** Start **

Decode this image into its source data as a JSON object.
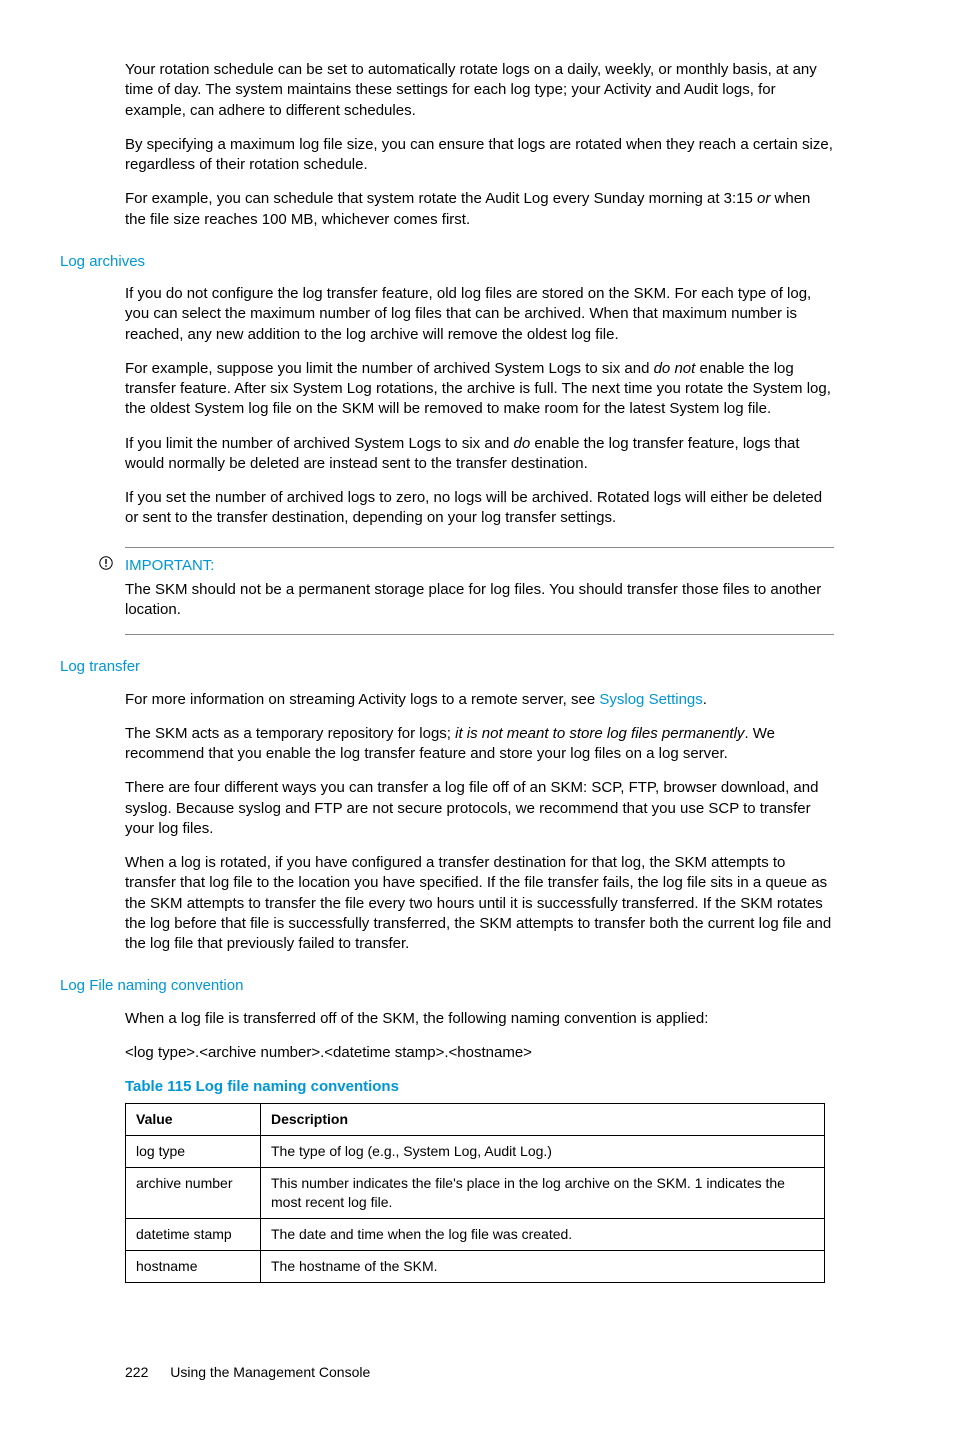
{
  "intro": {
    "p1_a": "Your rotation schedule can be set to automatically rotate logs on a daily, weekly, or monthly basis, at any time of day. The system maintains these settings for each log type; your Activity and Audit logs, for example, can adhere to different schedules.",
    "p2_a": "By specifying a maximum log file size, you can ensure that logs are rotated when they reach a certain size, regardless of their rotation schedule.",
    "p3_a": "For example, you can schedule that system rotate the Audit Log every Sunday morning at 3:15 ",
    "p3_em": "or",
    "p3_b": " when the file size reaches 100 MB, whichever comes first."
  },
  "archives": {
    "head": "Log archives",
    "p1": "If you do not configure the log transfer feature, old log files are stored on the SKM. For each type of log, you can select the maximum number of log files that can be archived. When that maximum number is reached, any new addition to the log archive will remove the oldest log file.",
    "p2_a": "For example, suppose you limit the number of archived System Logs to six and ",
    "p2_em": "do not",
    "p2_b": " enable the log transfer feature. After six System Log rotations, the archive is full. The next time you rotate the System log, the oldest System log file on the SKM will be removed to make room for the latest System log file.",
    "p3_a": "If you limit the number of archived System Logs to six and ",
    "p3_em": "do",
    "p3_b": " enable the log transfer feature, logs that would normally be deleted are instead sent to the transfer destination.",
    "p4": "If you set the number of archived logs to zero, no logs will be archived. Rotated logs will either be deleted or sent to the transfer destination, depending on your log transfer settings."
  },
  "note": {
    "head": "IMPORTANT:",
    "body": "The SKM should not be a permanent storage place for log files. You should transfer those files to another location."
  },
  "transfer": {
    "head": "Log transfer",
    "p1_a": "For more information on streaming Activity logs to a remote server, see ",
    "p1_link": "Syslog Settings",
    "p1_b": ".",
    "p2_a": "The SKM acts as a temporary repository for logs; ",
    "p2_em": "it is not meant to store log files permanently",
    "p2_b": ". We recommend that you enable the log transfer feature and store your log files on a log server.",
    "p3": "There are four different ways you can transfer a log file off of an SKM: SCP, FTP, browser download, and syslog. Because syslog and FTP are not secure protocols, we recommend that you use SCP to transfer your log files.",
    "p4": "When a log is rotated, if you have configured a transfer destination for that log, the SKM attempts to transfer that log file to the location you have specified. If the file transfer fails, the log file sits in a queue as the SKM attempts to transfer the file every two hours until it is successfully transferred. If the SKM rotates the log before that file is successfully transferred, the SKM attempts to transfer both the current log file and the log file that previously failed to transfer."
  },
  "naming": {
    "head": "Log File naming convention",
    "p1": "When a log file is transferred off of the SKM, the following naming convention is applied:",
    "p2": "<log type>.<archive number>.<datetime stamp>.<hostname>",
    "tbl_title": "Table 115 Log file naming conventions",
    "cols": {
      "c1": "Value",
      "c2": "Description"
    },
    "rows": [
      {
        "v": "log type",
        "d": "The type of log (e.g., System Log, Audit Log.)"
      },
      {
        "v": "archive number",
        "d": "This number indicates the file's place in the log archive on the SKM. 1 indicates the most recent log file."
      },
      {
        "v": "datetime stamp",
        "d": "The date and time when the log file was created."
      },
      {
        "v": "hostname",
        "d": "The hostname of the SKM."
      }
    ]
  },
  "footer": {
    "page": "222",
    "title": "Using the Management Console"
  }
}
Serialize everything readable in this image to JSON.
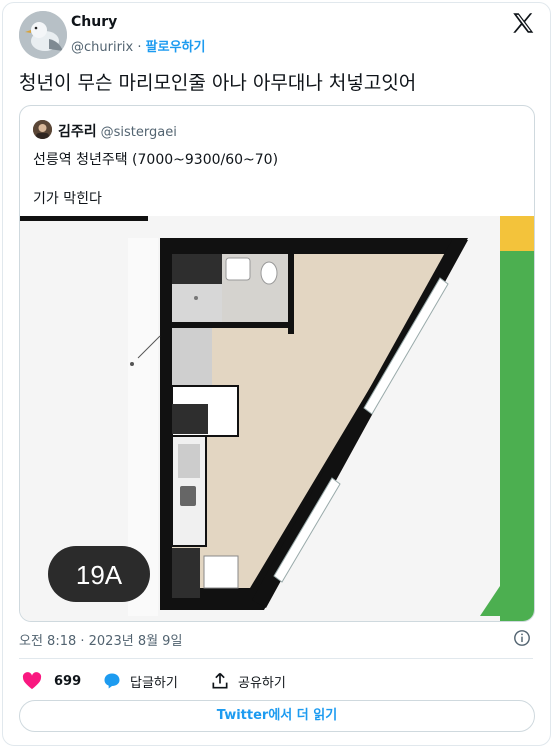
{
  "author": {
    "name": "Chury",
    "handle": "@churirix",
    "separator": "·",
    "follow_label": "팔로우하기"
  },
  "tweet": {
    "text": "청년이 무슨 마리모인줄 아나 아무대나 처넣고잇어"
  },
  "quoted": {
    "name": "김주리",
    "handle": "@sistergaei",
    "line1": "선릉역 청년주택 (7000~9300/60~70)",
    "line2": "기가 막힌다",
    "plan_label": "19A"
  },
  "meta": {
    "timestamp": "오전 8:18 · 2023년 8월 9일"
  },
  "actions": {
    "likes": "699",
    "reply_label": "답글하기",
    "share_label": "공유하기"
  },
  "read_more": {
    "brand": "Twitter",
    "rest": "에서 더 읽기"
  },
  "colors": {
    "like": "#f91880",
    "link": "#1d9bf0",
    "muted": "#536471",
    "plan_green": "#4caf50",
    "plan_yellow": "#f3c33b",
    "floor": "#e3d6c2",
    "wall": "#111111"
  },
  "icons": [
    "bird-avatar-icon",
    "x-logo-icon",
    "info-icon",
    "heart-icon",
    "reply-bubble-icon",
    "share-upload-icon"
  ]
}
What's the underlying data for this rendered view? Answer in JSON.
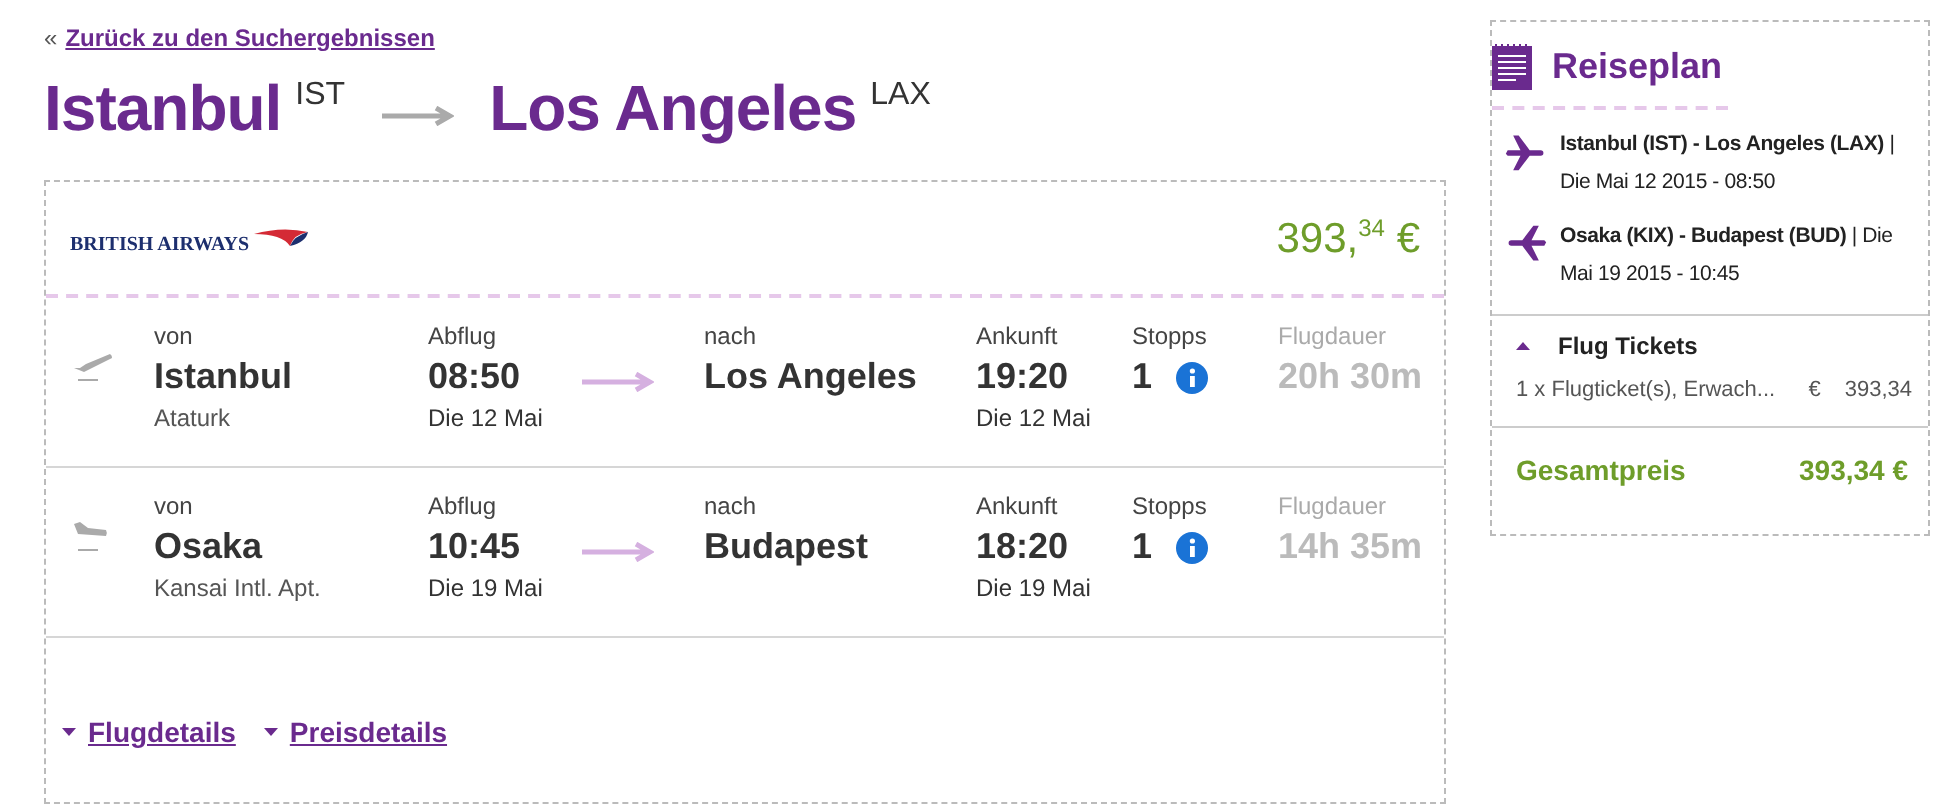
{
  "back_link": {
    "prefix": "«",
    "label": "Zurück zu den Suchergebnissen"
  },
  "route": {
    "from_city": "Istanbul",
    "from_code": "IST",
    "to_city": "Los Angeles",
    "to_code": "LAX"
  },
  "offer": {
    "airline": "BRITISH AIRWAYS",
    "price": "393,$^{34}$ €",
    "flights": [
      {
        "kind": "outbound",
        "from_label": "von",
        "from_city": "Istanbul",
        "from_airport": "Ataturk",
        "dep_label": "Abflug",
        "dep_time": "08:50",
        "dep_date": "Die 12 Mai",
        "to_label": "nach",
        "to_city": "Los Angeles",
        "arr_label": "Ankunft",
        "arr_time": "19:20",
        "arr_date": "Die 12 Mai",
        "stops_label": "Stopps",
        "stops": "1",
        "duration_label": "Flugdauer",
        "duration": "20h 30m"
      },
      {
        "kind": "return",
        "from_label": "von",
        "from_city": "Osaka",
        "from_airport": "Kansai Intl. Apt.",
        "dep_label": "Abflug",
        "dep_time": "10:45",
        "dep_date": "Die 19 Mai",
        "to_label": "nach",
        "to_city": "Budapest",
        "arr_label": "Ankunft",
        "arr_time": "18:20",
        "arr_date": "Die 19 Mai",
        "stops_label": "Stopps",
        "stops": "1",
        "duration_label": "Flugdauer",
        "duration": "14h 35m"
      }
    ],
    "links": [
      "Flugdetails",
      "Preisdetails"
    ]
  },
  "itinerary": {
    "title": "Reiseplan",
    "legs": [
      {
        "kind": "outbound",
        "text": "**Istanbul (IST) - Los Angeles (LAX)** | Die Mai 12 2015 - 08:50"
      },
      {
        "kind": "return",
        "text": "**Osaka (KIX) - Budapest (BUD)** | Die Mai 19 2015 - 10:45"
      }
    ],
    "tickets": {
      "title": "Flug Tickets",
      "expanded": true,
      "item": "1 x Flugticket(s), Erwach...",
      "currency": "€",
      "amount": "393,34"
    },
    "total_label": "Gesamtpreis",
    "total": "393,34 €"
  }
}
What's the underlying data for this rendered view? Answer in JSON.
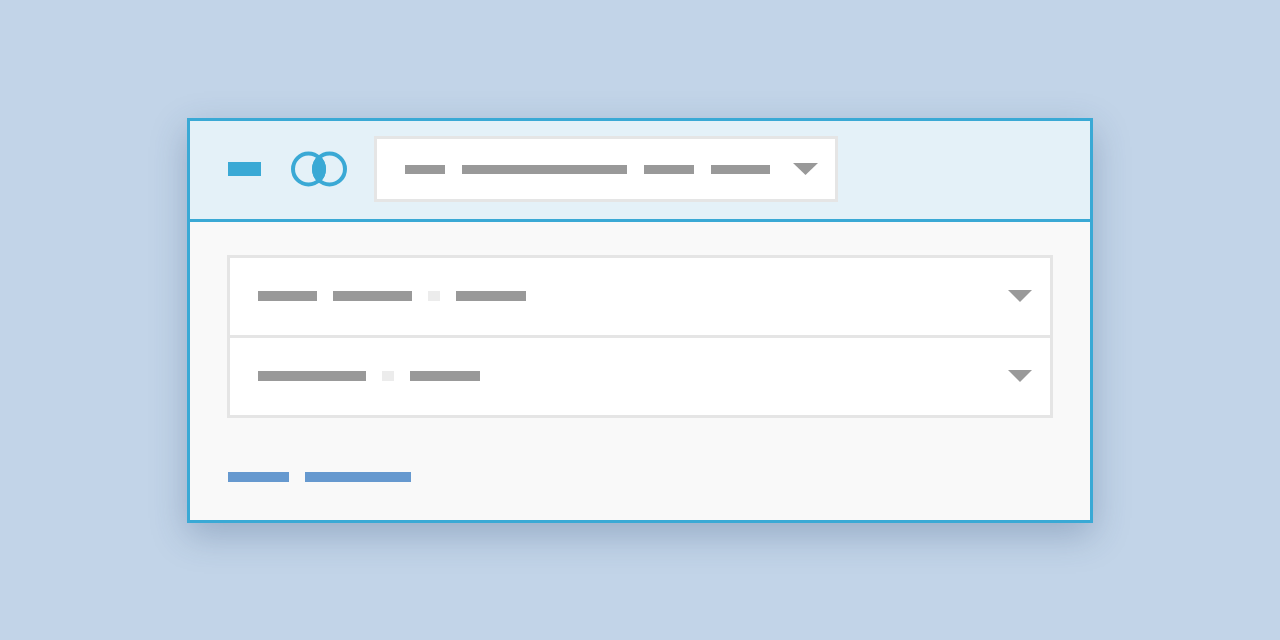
{
  "header": {
    "dropdown": {
      "segments": [
        {
          "kind": "bar"
        },
        {
          "kind": "bar"
        },
        {
          "kind": "bar"
        },
        {
          "kind": "bar"
        }
      ]
    }
  },
  "selects": [
    {
      "segments": [
        {
          "kind": "bar"
        },
        {
          "kind": "bar"
        },
        {
          "kind": "dot"
        },
        {
          "kind": "bar"
        }
      ]
    },
    {
      "segments": [
        {
          "kind": "bar"
        },
        {
          "kind": "dot"
        },
        {
          "kind": "bar"
        }
      ]
    }
  ],
  "links": [
    {
      "kind": "link"
    },
    {
      "kind": "link"
    }
  ]
}
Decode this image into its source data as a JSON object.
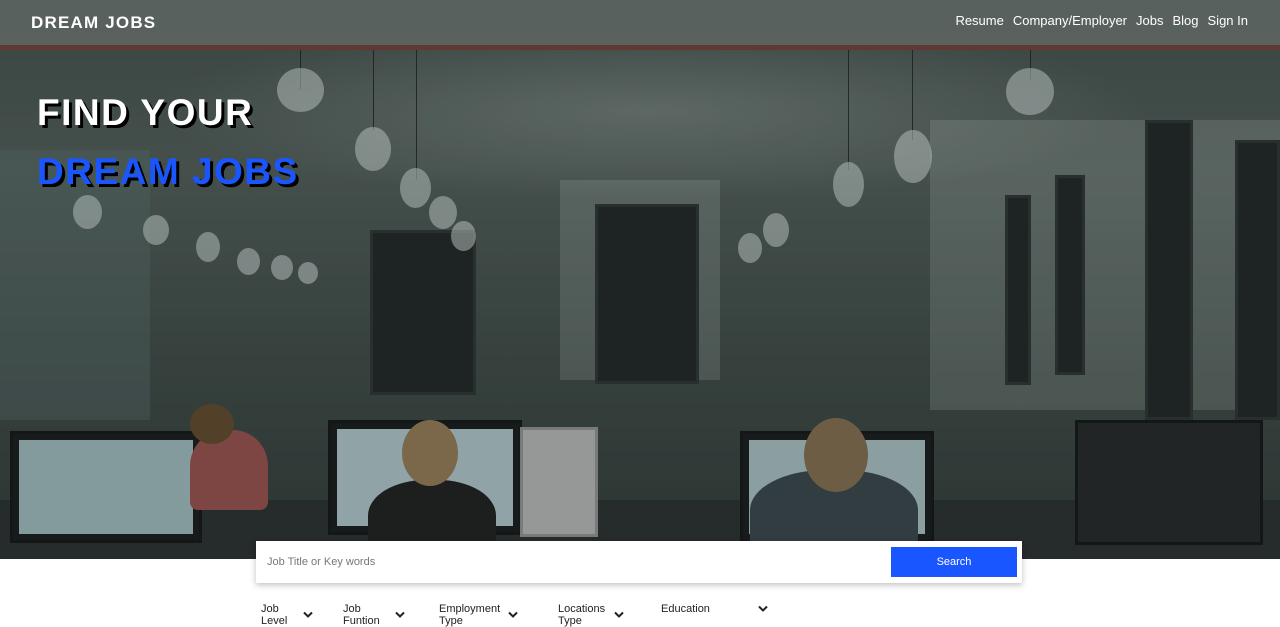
{
  "brand": "DREAM JOBS",
  "nav": [
    "Resume",
    "Company/Employer",
    "Jobs",
    "Blog",
    "Sign In"
  ],
  "hero": {
    "line1": "FIND YOUR",
    "line2": "DREAM JOBS"
  },
  "search": {
    "placeholder": "Job Title or Key words",
    "button": "Search"
  },
  "filters": [
    "Job Level",
    "Job Funtion",
    "Employment Type",
    "Locations Type",
    "Education"
  ],
  "colors": {
    "accent": "#1a56ff",
    "navbar": "#5c6461"
  }
}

** End **

* _TASK TO CARRY OUT_: Track down all lines above with the string "feature" and copy them.

* _FULL RESPONSE_:
    "p1": "If you do not configure the log transfer feature, old log files are stored on the SKM. For each type of log, you can select the maximum number of log files that can be archived. When that maximum number is reached, any new addition to the log archive will remove the oldest log file.",
    "p2_b": " enable the log transfer feature. After six System Log rotations, the archive is full. The next time you rotate the System log, the oldest System log file on the SKM will be removed to make room for the latest System log file.",
    "p3_b": " enable the log transfer feature, logs that would normally be deleted are instead sent to the transfer destination.",
    "p2_b": ". We recommend that you enable the log transfer feature and store your log files on a log server.",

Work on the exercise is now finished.